__Given problem__
Wherever the string "ffffff" appears, copy the whole line.

# Start of Input

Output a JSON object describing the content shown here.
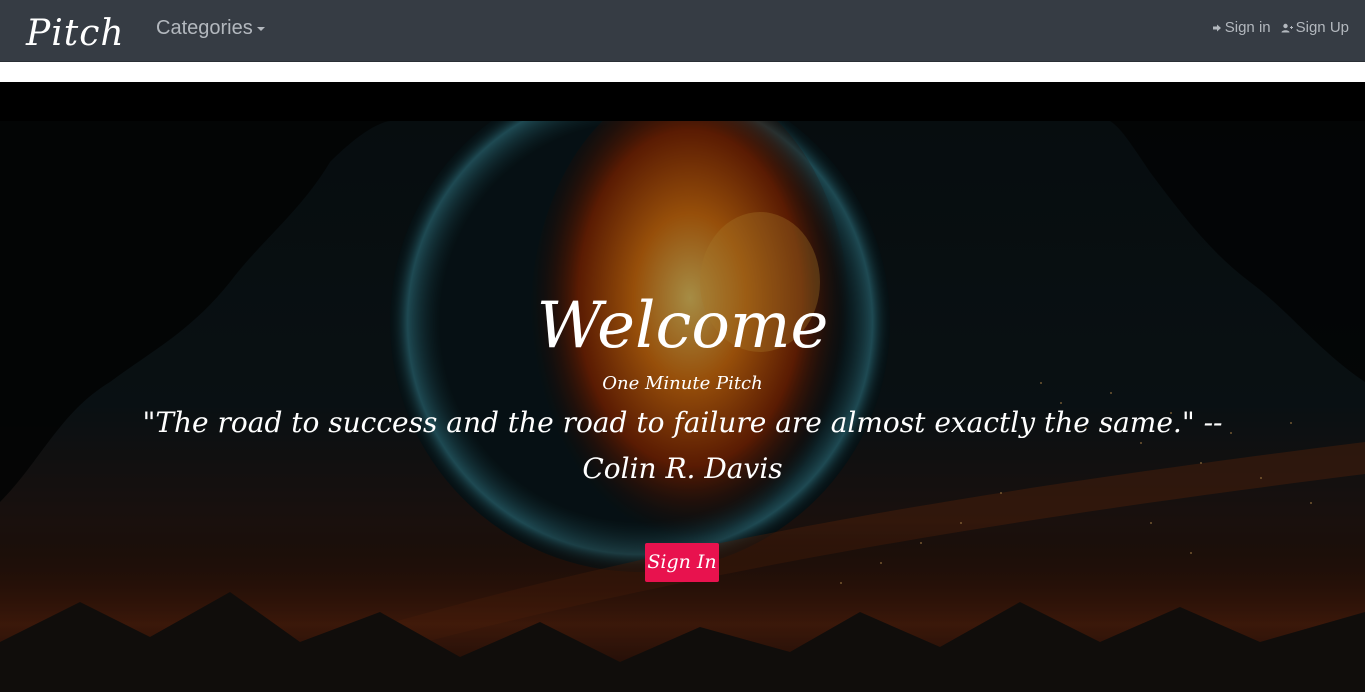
{
  "navbar": {
    "brand": "Pitch",
    "categories_label": "Categories",
    "sign_in_label": "Sign in",
    "sign_up_label": "Sign Up",
    "icons": {
      "sign_in": "sign-in-arrow-icon",
      "sign_up": "user-plus-icon",
      "categories": "caret-down-icon"
    }
  },
  "hero": {
    "title": "Welcome",
    "subtitle": "One Minute Pitch",
    "quote": "\"The road to success and the road to failure are almost exactly the same.\" -- Colin R. Davis",
    "button_label": "Sign In"
  },
  "colors": {
    "navbar_bg": "#363c44",
    "nav_text": "#b3b8be",
    "button_bg": "#e8124e",
    "hero_text": "#ffffff"
  }
}
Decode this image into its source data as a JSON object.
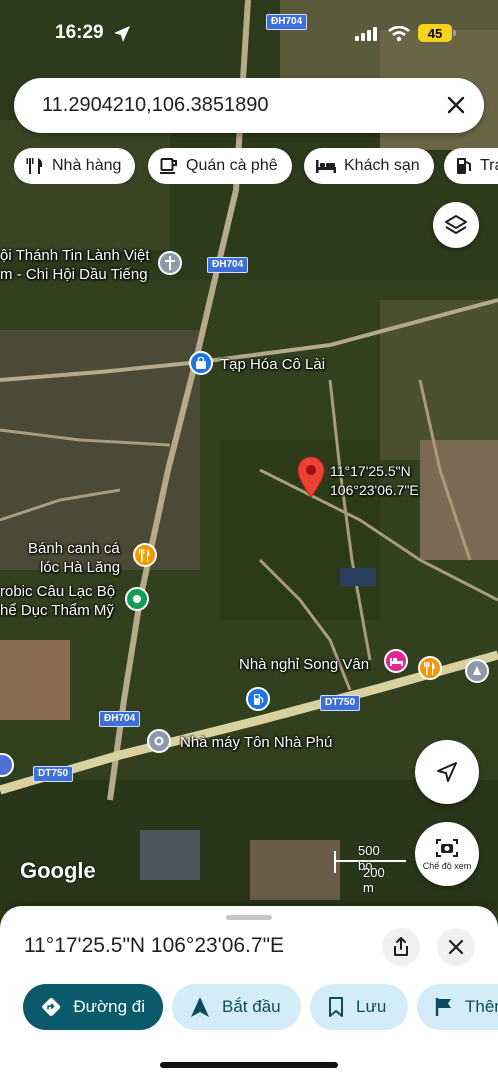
{
  "status_bar": {
    "time": "16:29",
    "battery": "45"
  },
  "search": {
    "query": "11.2904210,106.3851890"
  },
  "chips": [
    {
      "icon": "restaurant-icon",
      "label": "Nhà hàng"
    },
    {
      "icon": "coffee-icon",
      "label": "Quán cà phê"
    },
    {
      "icon": "bed-icon",
      "label": "Khách sạn"
    },
    {
      "icon": "gas-station-icon",
      "label": "Trạm xăng"
    }
  ],
  "map": {
    "road_shields": [
      "ĐH704",
      "ĐH704",
      "DT750",
      "ĐH704",
      "DT750"
    ],
    "places": {
      "church_line1": "ội Thánh Tin Lành Việt",
      "church_line2": "m - Chi Hội Dầu Tiếng",
      "shop": "Tạp Hóa Cô Lài",
      "pin_lat": "11°17'25.5\"N",
      "pin_lng": "106°23'06.7\"E",
      "noodle_line1": "Bánh canh cá",
      "noodle_line2": "lóc Hà Lăng",
      "club_line1": "robic Câu Lạc Bộ",
      "club_line2": "hể Dục Thẩm Mỹ",
      "motel": "Nhà nghỉ Song Vân",
      "factory": "Nhà máy Tôn Nhà Phú"
    },
    "google_logo": "Google",
    "scale_ft": "500 bộ",
    "scale_m": "200 m",
    "camera_label": "Chế độ xem"
  },
  "sheet": {
    "title": "11°17'25.5\"N 106°23'06.7\"E",
    "actions": [
      {
        "icon": "directions-icon",
        "label": "Đường đi"
      },
      {
        "icon": "navigation-arrow-icon",
        "label": "Bắt đầu"
      },
      {
        "icon": "bookmark-icon",
        "label": "Lưu"
      },
      {
        "icon": "flag-icon",
        "label": "Thêm nhãn"
      }
    ]
  },
  "colors": {
    "primary": "#0b5a6b",
    "secondary": "#d3ecf7",
    "pin": "#ea4335"
  }
}
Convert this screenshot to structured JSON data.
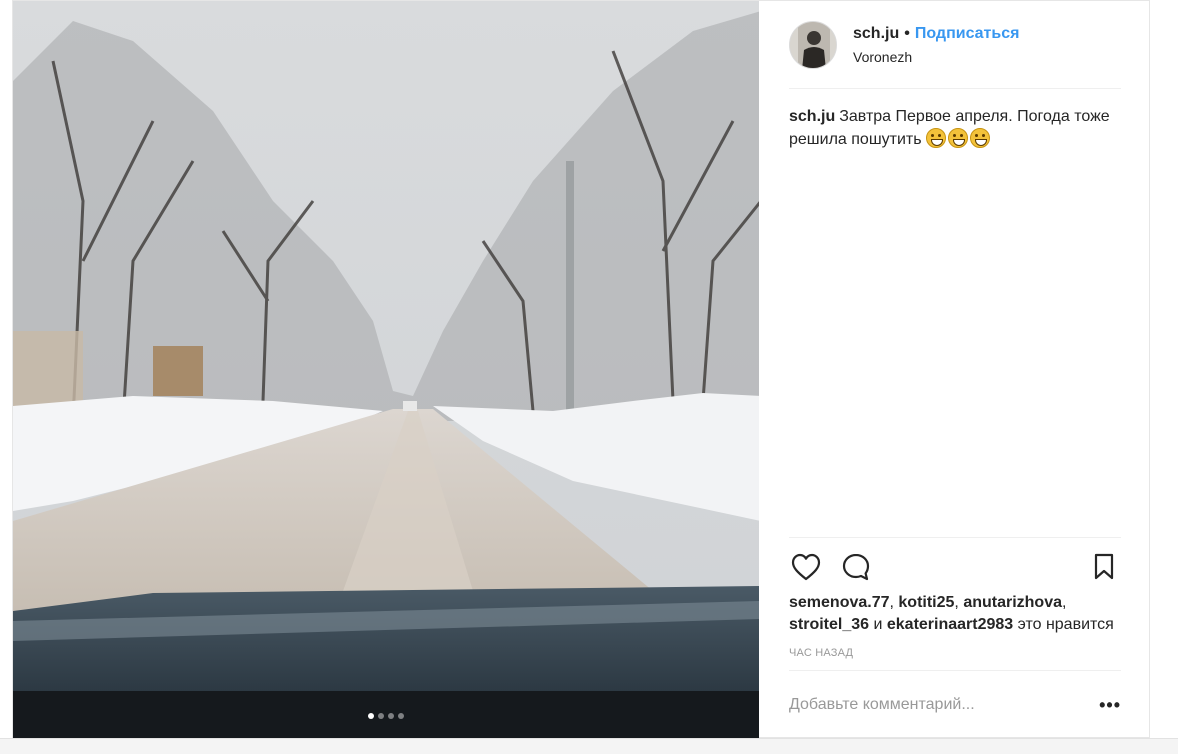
{
  "post": {
    "username": "sch.ju",
    "separator": "•",
    "follow_label": "Подписаться",
    "location": "Voronezh",
    "caption_user": "sch.ju",
    "caption_text": "Завтра Первое апреля. Погода тоже решила пошутить",
    "caption_emoji": [
      "grinning-face-emoji",
      "grinning-face-emoji",
      "grinning-face-emoji"
    ],
    "likes": {
      "users": [
        "semenova.77",
        "kotiti25",
        "anutarizhova",
        "stroitel_36",
        "ekaterinaart2983"
      ],
      "separator_1": ", ",
      "separator_2": ", ",
      "separator_3": ",",
      "conjunction": " и ",
      "suffix": " это нравится"
    },
    "timestamp": "час назад",
    "comment_placeholder": "Добавьте комментарий...",
    "more_label": "•••",
    "carousel": {
      "count": 4,
      "active": 1
    }
  },
  "icons": {
    "like": "heart-icon",
    "comment": "comment-bubble-icon",
    "save": "bookmark-icon",
    "avatar": "user-avatar"
  },
  "colors": {
    "link_blue": "#3897f0",
    "text": "#262626",
    "muted": "#999999",
    "border": "#efefef"
  }
}
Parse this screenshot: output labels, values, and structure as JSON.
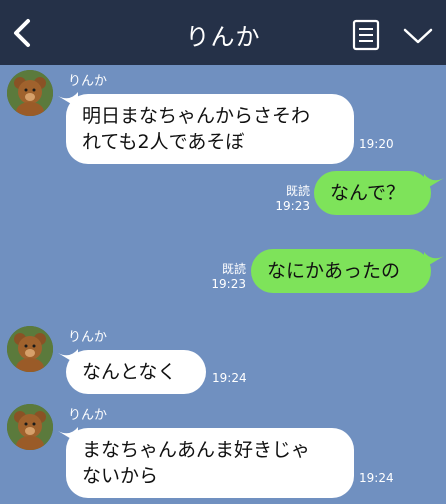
{
  "header": {
    "title": "りんか",
    "bg_color": "#253148"
  },
  "colors": {
    "chat_bg": "#7090c0",
    "incoming_bubble": "#ffffff",
    "outgoing_bubble": "#7ee35a"
  },
  "messages": [
    {
      "direction": "incoming",
      "sender": "りんか",
      "lines": [
        "明日まなちゃんからさそわ",
        "れても2人であそぼ"
      ],
      "time": "19:20"
    },
    {
      "direction": "outgoing",
      "text": "なんで？",
      "read": "既読",
      "time": "19:23"
    },
    {
      "direction": "outgoing",
      "text": "なにかあったの",
      "read": "既読",
      "time": "19:23"
    },
    {
      "direction": "incoming",
      "sender": "りんか",
      "text": "なんとなく",
      "time": "19:24"
    },
    {
      "direction": "incoming",
      "sender": "りんか",
      "lines": [
        "まなちゃんあんま好きじゃ",
        "ないから"
      ],
      "time": "19:24"
    }
  ]
}
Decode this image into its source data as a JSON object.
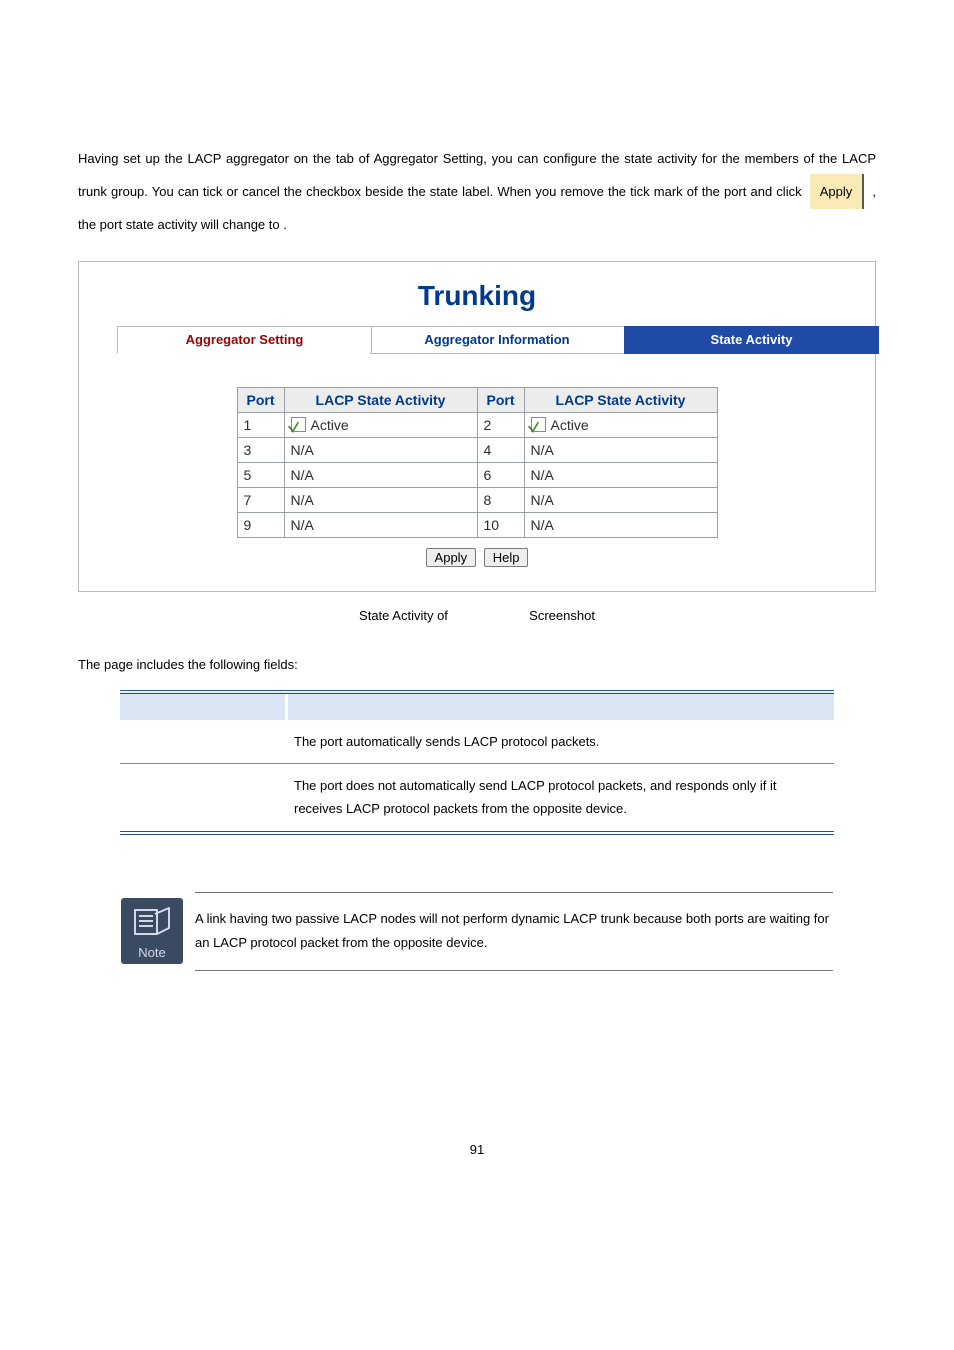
{
  "intro_pre": "Having set up the LACP aggregator on the tab of Aggregator Setting, you can configure the state activity for the members of the LACP trunk group. You can tick or cancel the checkbox beside the state label. When you remove the tick mark of the port and click ",
  "inline_button": "Apply",
  "intro_post_a": ", the port state activity will change to ",
  "intro_post_b": ".",
  "panel": {
    "title": "Trunking",
    "tabs": {
      "aggregator_setting": "Aggregator Setting",
      "aggregator_information": "Aggregator Information",
      "state_activity": "State Activity"
    },
    "headers": {
      "port": "Port",
      "lacp_state_activity": "LACP State Activity"
    },
    "active_label": "Active",
    "rows": [
      {
        "pA": "1",
        "aA": "active",
        "pB": "2",
        "aB": "active"
      },
      {
        "pA": "3",
        "aA": "N/A",
        "pB": "4",
        "aB": "N/A"
      },
      {
        "pA": "5",
        "aA": "N/A",
        "pB": "6",
        "aB": "N/A"
      },
      {
        "pA": "7",
        "aA": "N/A",
        "pB": "8",
        "aB": "N/A"
      },
      {
        "pA": "9",
        "aA": "N/A",
        "pB": "10",
        "aB": "N/A"
      }
    ],
    "buttons": {
      "apply": "Apply",
      "help": "Help"
    }
  },
  "caption_a": "State Activity of",
  "caption_b": "Screenshot",
  "fields_intro": "The page includes the following fields:",
  "field_table": {
    "row1_desc": "The port automatically sends LACP protocol packets.",
    "row2_desc": "The port does not automatically send LACP protocol packets, and responds only if it receives LACP protocol packets from the opposite device."
  },
  "note": {
    "label": "Note",
    "text": "A link having two passive LACP nodes will not perform dynamic LACP trunk because both ports are waiting for an LACP protocol packet from the opposite device."
  },
  "page_number": "91"
}
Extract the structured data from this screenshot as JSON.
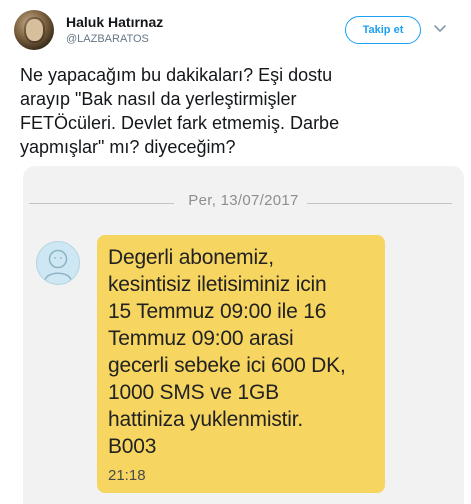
{
  "tweet": {
    "author": {
      "display_name": "Haluk Hatırnaz",
      "handle": "@LAZBARATOS"
    },
    "follow_label": "Takip et",
    "text": "Ne yapacağım  bu dakikaları? Eşi dostu\narayıp \"Bak nasıl da yerleştirmişler\nFETÖcüleri. Devlet fark etmemiş. Darbe\nyapmışlar\" mı? diyeceğim?",
    "accent_color": "#1da1f2",
    "icons": {
      "menu": "chevron-down-icon"
    }
  },
  "image": {
    "date": "Per, 13/07/2017",
    "message": {
      "text": "Degerli abonemiz,\nkesintisiz iletisiminiz icin\n15 Temmuz 09:00 ile 16\nTemmuz 09:00 arasi\ngecerli sebeke ici 600 DK,\n1000 SMS ve 1GB\nhattiniza yuklenmistir.\nB003",
      "time": "21:18",
      "bubble_color": "#f6d560"
    },
    "contact_icon": "person-icon"
  }
}
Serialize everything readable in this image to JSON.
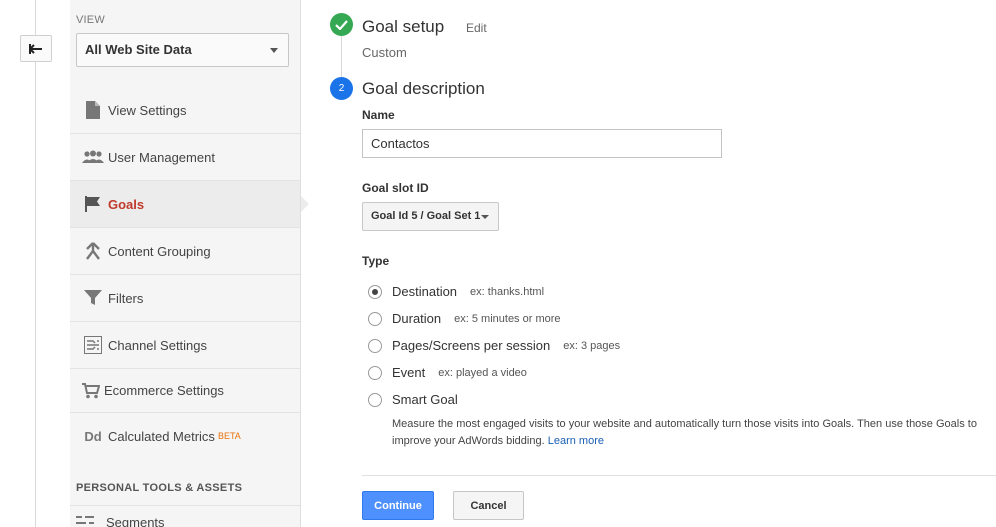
{
  "back": {
    "icon": "back-arrow-icon"
  },
  "sidebar": {
    "view_label": "VIEW",
    "view_value": "All Web Site Data",
    "items": [
      {
        "label": "View Settings",
        "icon": "document-icon"
      },
      {
        "label": "User Management",
        "icon": "users-icon"
      },
      {
        "label": "Goals",
        "icon": "flag-icon",
        "active": true
      },
      {
        "label": "Content Grouping",
        "icon": "content-grouping-icon"
      },
      {
        "label": "Filters",
        "icon": "filter-icon"
      },
      {
        "label": "Channel Settings",
        "icon": "channel-settings-icon"
      },
      {
        "label": "Ecommerce Settings",
        "icon": "cart-icon"
      },
      {
        "label": "Calculated Metrics",
        "icon": "dd-icon",
        "badge": "BETA"
      }
    ],
    "section_label": "PERSONAL TOOLS & ASSETS",
    "segments_label": "Segments"
  },
  "goal": {
    "step1": {
      "title": "Goal setup",
      "edit": "Edit",
      "subtitle": "Custom"
    },
    "step2": {
      "number": "2",
      "title": "Goal description"
    },
    "name_label": "Name",
    "name_value": "Contactos",
    "slot_label": "Goal slot ID",
    "slot_value": "Goal Id 5 / Goal Set 1",
    "type_label": "Type",
    "types": [
      {
        "label": "Destination",
        "example": "ex: thanks.html",
        "selected": true
      },
      {
        "label": "Duration",
        "example": "ex: 5 minutes or more"
      },
      {
        "label": "Pages/Screens per session",
        "example": "ex: 3 pages"
      },
      {
        "label": "Event",
        "example": "ex: played a video"
      },
      {
        "label": "Smart Goal",
        "example": ""
      }
    ],
    "smart_desc": "Measure the most engaged visits to your website and automatically turn those visits into Goals. Then use those Goals to improve your AdWords bidding.",
    "learn_more": "Learn more",
    "continue": "Continue",
    "cancel": "Cancel"
  },
  "colors": {
    "accent": "#4d90fe",
    "active_nav": "#c0392b",
    "check": "#34a853",
    "step_badge": "#1a73e8"
  }
}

# End of Input

__The answer__
    "hero_text": "#ffffff"
    "incoming_bubble": "#ffffff",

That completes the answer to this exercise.